### TUGAS LATIHAN 1:
Menurut teks sumber, penghargaan apa yang diperoleh Bahtiar Adnan Kusuma pada tahun 2021?
### TUGAS LATIHAN 2:
Tuliskan kembali bagian teks sumber mulai dari "Konsentrasi pria yang" sampai dengan "yang sangat fundamental.".
### TUGAS LATIHAN 3:
Buatlah ringkasan teks sumber dalam dua kalimat.

### TEKS SUMBER:

══════════

MAKASSAR, BACAPESAN.COM – 29 tahun Bahtiar Adnan Kusuma mengabdikan diri di dunia literasi, tak salah jika dirinya memperoleh Penghargaan Tertinggi Perpustakaan Nugra Jasa Dharma Pustaloka di tahun 2021.
Konsentrasi pria yang akrab disapa Bahtiar ini dunia literasi tak main main. Selain giat menyuarakan baca tulis, termasuk di pelosok daerah.
“29 tahun Saya bergerak di bidang literasi membaca dan menulis dan saya konsisten tidak kemana-mana. Saya berusaha menginspirasi banyak orang, mengerakkan dan melakukan edukasi literasi sehingga pemerintah memberikan apresiasi dalam tahap itu,” ungkapnya saat hadir di podcast Harian Rakyat Sulsel, Selasa (31/10/2023).
Bahtiar mengungkapkan, literasi dalam perspektifnya merupakan sebuah kebutuhan pokok. “Bahwa ketika manusia hus maka akan mencari air minum, jika lapar mencari makanan dan ketika kita dalam keadaan haus dan lapar maka kita membutuhkan bacaan disitulah pentingnya literasi. Maka paradigma yang harus dibangun adalah literasi kebutuhan pokok,” ungkapnya.
Menurutnya literasi haruslah diposisikan sebagai kebutuhan yang sangat fundamental.
Lebih jauh dia mengungkapkan, melihat Makassar disebut sebagai kota dunia maka harus berbarengan dengan perkembangan literasi. “Kita harus lihat apakah membaca dan literasi sudah menjadi Lifestyle atau lihat perpustakaan apakah sudah menjadi kebutuhan bagi masyarakat. Jika literasi masih di kesampingkan maka jangan harap bangsa ini menjadi bangsa yang besar,” tukasnya.
Bahtiar mengungkapkan, Indonesia perlu berkaca pada Jepang pada masa lalu. “Jepang misalnya bisa mengalahkan Uni Soviet dengan menggunakan sedikit alat perang namun memiliki kemampuan membaca dan menulis. Bangsa yang besar adalah bangsa yang peduli dengan literasi,” pungkasnya.
lebih jauh dirinya membeberkan literasi di Sulsel yang masih perlu ditingkatkan.
“Sulsel berdasarkan kajian berada di posisi ketiga tertinggi di Indonesia dalam hal literasi. Dan kota Makassar urutan kedua setelah Parepare disusul diurutan ke ketiga Tanah Toraja. Yang terendah adalah Kabupaten Gowa, Pinrang dan Luwu Timur dalam persfektif kajian indeks literasi,” ungkapnya.
Sehingga yang paling dibutuhkan saat meningkatan literasi adalah keterlibatan pemerintah. Dibutuhkan gerakan bersinergi sehingga lewat kolaborasi literasi dapat memajukan ekosistem masyarakat yakni satuan keluarga kemudian satuan pendidikan dan terakhir satuan masyarakat.

══════════

### CUPLIKAN DATA:

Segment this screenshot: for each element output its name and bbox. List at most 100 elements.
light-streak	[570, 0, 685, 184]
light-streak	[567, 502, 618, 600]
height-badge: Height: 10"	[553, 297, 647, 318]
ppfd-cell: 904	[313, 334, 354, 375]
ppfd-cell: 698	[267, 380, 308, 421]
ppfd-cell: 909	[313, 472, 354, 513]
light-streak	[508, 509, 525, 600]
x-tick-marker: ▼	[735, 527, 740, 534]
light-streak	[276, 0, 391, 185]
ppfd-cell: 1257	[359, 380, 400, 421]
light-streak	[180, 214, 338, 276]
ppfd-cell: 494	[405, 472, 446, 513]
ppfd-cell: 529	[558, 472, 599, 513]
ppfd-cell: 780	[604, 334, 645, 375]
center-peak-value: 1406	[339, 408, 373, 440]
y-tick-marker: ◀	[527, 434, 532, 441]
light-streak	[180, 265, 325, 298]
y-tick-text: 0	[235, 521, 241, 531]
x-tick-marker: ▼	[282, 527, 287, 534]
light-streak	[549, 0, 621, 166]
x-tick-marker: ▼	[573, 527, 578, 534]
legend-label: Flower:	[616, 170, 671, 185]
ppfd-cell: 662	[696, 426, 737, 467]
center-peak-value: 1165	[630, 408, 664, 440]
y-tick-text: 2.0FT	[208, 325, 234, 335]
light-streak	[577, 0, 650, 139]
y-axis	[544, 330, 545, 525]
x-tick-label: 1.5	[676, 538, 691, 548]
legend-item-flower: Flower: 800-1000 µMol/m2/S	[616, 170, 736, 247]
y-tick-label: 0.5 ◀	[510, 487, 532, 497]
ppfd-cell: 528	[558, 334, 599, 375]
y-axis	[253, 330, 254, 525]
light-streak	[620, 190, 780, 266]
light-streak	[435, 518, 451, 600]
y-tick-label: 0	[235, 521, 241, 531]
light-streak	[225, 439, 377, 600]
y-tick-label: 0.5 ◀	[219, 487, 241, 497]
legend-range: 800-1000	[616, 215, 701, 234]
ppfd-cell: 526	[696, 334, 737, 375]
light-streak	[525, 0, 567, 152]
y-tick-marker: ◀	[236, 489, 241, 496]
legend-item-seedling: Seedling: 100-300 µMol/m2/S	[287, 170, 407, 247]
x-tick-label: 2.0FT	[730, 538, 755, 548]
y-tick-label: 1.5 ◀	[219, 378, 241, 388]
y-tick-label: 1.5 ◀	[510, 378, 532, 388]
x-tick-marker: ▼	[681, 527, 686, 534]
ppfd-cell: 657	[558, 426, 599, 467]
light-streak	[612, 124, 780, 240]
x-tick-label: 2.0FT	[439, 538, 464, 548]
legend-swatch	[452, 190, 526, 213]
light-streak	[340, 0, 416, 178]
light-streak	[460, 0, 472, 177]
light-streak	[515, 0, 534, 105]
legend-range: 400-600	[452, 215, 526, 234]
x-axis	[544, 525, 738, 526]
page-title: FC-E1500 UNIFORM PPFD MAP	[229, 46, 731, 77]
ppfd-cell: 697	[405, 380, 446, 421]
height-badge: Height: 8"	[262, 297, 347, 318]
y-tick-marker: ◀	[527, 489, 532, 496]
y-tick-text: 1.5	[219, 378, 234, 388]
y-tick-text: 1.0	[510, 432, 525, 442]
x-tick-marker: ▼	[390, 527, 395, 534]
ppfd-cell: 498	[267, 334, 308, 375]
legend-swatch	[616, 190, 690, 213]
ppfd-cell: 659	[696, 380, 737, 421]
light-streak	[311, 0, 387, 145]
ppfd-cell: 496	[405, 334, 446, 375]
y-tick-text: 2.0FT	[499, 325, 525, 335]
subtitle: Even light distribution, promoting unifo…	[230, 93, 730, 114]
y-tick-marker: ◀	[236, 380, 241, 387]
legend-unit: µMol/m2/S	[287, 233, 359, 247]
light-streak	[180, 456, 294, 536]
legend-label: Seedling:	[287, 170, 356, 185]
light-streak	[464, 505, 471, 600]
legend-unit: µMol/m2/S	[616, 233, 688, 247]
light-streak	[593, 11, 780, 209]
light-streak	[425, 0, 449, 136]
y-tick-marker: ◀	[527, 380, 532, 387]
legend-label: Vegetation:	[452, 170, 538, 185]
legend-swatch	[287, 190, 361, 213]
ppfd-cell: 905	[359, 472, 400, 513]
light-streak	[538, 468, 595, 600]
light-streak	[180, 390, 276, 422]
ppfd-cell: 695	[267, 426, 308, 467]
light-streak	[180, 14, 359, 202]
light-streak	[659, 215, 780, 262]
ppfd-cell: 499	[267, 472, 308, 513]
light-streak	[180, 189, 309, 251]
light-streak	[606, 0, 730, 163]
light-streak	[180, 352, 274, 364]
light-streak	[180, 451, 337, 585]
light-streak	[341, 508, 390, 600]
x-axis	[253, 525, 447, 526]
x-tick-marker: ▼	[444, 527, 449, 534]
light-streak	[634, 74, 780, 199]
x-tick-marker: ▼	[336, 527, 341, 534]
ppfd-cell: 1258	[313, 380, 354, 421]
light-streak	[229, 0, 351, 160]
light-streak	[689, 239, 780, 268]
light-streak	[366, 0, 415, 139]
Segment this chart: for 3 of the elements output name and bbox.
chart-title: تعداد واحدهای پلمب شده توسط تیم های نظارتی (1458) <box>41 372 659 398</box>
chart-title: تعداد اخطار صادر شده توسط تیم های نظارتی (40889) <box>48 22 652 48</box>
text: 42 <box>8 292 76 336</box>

══════════

### JAWABAN LENGKAP 1:
Penghargaan Tertinggi Perpustakaan Nugra Jasa Dharma Pustaloka.

### JAWABAN LENGKAP 2:
Konsentrasi pria yang akrab disapa Bahtiar ini dunia literasi tak main main. Selain giat menyuarakan baca tulis, termasuk di pelosok daerah.
“29 tahun Saya bergerak di bidang literasi membaca dan menulis dan saya konsisten tidak kemana-mana. Saya berusaha menginspirasi banyak orang, mengerakkan dan melakukan edukasi literasi sehingga pemerintah memberikan apresiasi dalam tahap itu,” ungkapnya saat hadir di podcast Harian Rakyat Sulsel, Selasa (31/10/2023).
Bahtiar mengungkapkan, literasi dalam perspektifnya merupakan sebuah kebutuhan pokok. “Bahwa ketika manusia hus maka akan mencari air minum, jika lapar mencari makanan dan ketika kita dalam keadaan haus dan lapar maka kita membutuhkan bacaan disitulah pentingnya literasi. Maka paradigma yang harus dibangun adalah literasi kebutuhan pokok,” ungkapnya.
Menurutnya literasi haruslah diposisikan sebagai kebutuhan yang sangat fundamental.

### JAWABAN LENGKAP 3:
Bahtiar Adnan Kusuma, yang telah 29 tahun bergerak di bidang literasi, memperoleh Penghargaan Tertinggi Perpustakaan Nugra Jasa Dharma Pustaloka pada tahun 2021 dan memandang literasi sebagai kebutuhan pokok. Menurutnya, literasi di Sulsel masih perlu ditingkatkan, dan yang paling dibutuhkan untuk itu adalah keterlibatan pemerintah serta gerakan yang bersinergi.